Stored dataset items:
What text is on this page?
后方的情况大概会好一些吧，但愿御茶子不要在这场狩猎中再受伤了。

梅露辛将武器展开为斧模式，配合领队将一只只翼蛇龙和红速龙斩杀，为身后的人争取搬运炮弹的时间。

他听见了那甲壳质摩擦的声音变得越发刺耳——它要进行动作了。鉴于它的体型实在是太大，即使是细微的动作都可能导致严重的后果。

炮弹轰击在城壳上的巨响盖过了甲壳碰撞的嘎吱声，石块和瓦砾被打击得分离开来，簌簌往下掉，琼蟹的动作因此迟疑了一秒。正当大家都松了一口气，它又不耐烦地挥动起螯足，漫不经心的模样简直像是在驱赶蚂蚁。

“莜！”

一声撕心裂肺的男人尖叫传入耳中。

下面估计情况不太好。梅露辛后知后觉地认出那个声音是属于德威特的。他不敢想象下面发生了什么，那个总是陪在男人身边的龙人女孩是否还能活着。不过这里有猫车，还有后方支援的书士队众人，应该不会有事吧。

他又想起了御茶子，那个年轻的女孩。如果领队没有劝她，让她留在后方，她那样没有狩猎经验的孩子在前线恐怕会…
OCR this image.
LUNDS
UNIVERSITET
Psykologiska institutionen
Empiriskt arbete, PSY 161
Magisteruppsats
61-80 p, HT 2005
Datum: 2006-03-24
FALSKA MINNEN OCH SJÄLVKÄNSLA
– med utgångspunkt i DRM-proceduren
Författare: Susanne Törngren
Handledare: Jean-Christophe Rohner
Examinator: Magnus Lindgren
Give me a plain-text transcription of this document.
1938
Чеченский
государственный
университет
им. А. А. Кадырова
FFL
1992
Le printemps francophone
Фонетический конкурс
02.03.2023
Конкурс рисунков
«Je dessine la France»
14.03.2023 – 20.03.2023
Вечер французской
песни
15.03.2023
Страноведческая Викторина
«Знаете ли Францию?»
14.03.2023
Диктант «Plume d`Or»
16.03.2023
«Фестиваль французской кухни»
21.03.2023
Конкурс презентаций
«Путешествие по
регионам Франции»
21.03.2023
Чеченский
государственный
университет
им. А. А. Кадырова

■ **Description of the task**: Every entry should be printed again exactly as written.

■ **Answer for the task**:
What text is on this page?
后方的情况大概会好一些吧，但愿御茶子不要在这场狩猎中再受伤了。

梅露辛将武器展开为斧模式，配合领队将一只只翼蛇龙和红速龙斩杀，为身后的人争取搬运炮弹的时间。

他听见了那甲壳质摩擦的声音变得越发刺耳——它要进行动作了。鉴于它的体型实在是太大，即使是细微的动作都可能导致严重的后果。

炮弹轰击在城壳上的巨响盖过了甲壳碰撞的嘎吱声，石块和瓦砾被打击得分离开来，簌簌往下掉，琼蟹的动作因此迟疑了一秒。正当大家都松了一口气，它又不耐烦地挥动起螯足，漫不经心的模样简直像是在驱赶蚂蚁。

“莜！”

一声撕心裂肺的男人尖叫传入耳中。

下面估计情况不太好。梅露辛后知后觉地认出那个声音是属于德威特的。他不敢想象下面发生了什么，那个总是陪在男人身边的龙人女孩是否还能活着。不过这里有猫车，还有后方支援的书士队众人，应该不会有事吧。

他又想起了御茶子，那个年轻的女孩。如果领队没有劝她，让她留在后方，她那样没有狩猎经验的孩子在前线恐怕会…
OCR this image.
LUNDS
UNIVERSITET
Psykologiska institutionen
Empiriskt arbete, PSY 161
Magisteruppsats
61-80 p, HT 2005
Datum: 2006-03-24
FALSKA MINNEN OCH SJÄLVKÄNSLA
– med utgångspunkt i DRM-proceduren
Författare: Susanne Törngren
Handledare: Jean-Christophe Rohner
Examinator: Magnus Lindgren
Give me a plain-text transcription of this document.
1938
Чеченский
государственный
университет
им. А. А. Кадырова
FFL
1992
Le printemps francophone
Фонетический конкурс
02.03.2023
Конкурс рисунков
«Je dessine la France»
14.03.2023 – 20.03.2023
Вечер французской
песни
15.03.2023
Страноведческая Викторина
«Знаете ли Францию?»
14.03.2023
Диктант «Plume d`Or»
16.03.2023
«Фестиваль французской кухни»
21.03.2023
Конкурс презентаций
«Путешествие по
регионам Франции»
21.03.2023
Чеченский
государственный
университет
им. А. А. Кадырова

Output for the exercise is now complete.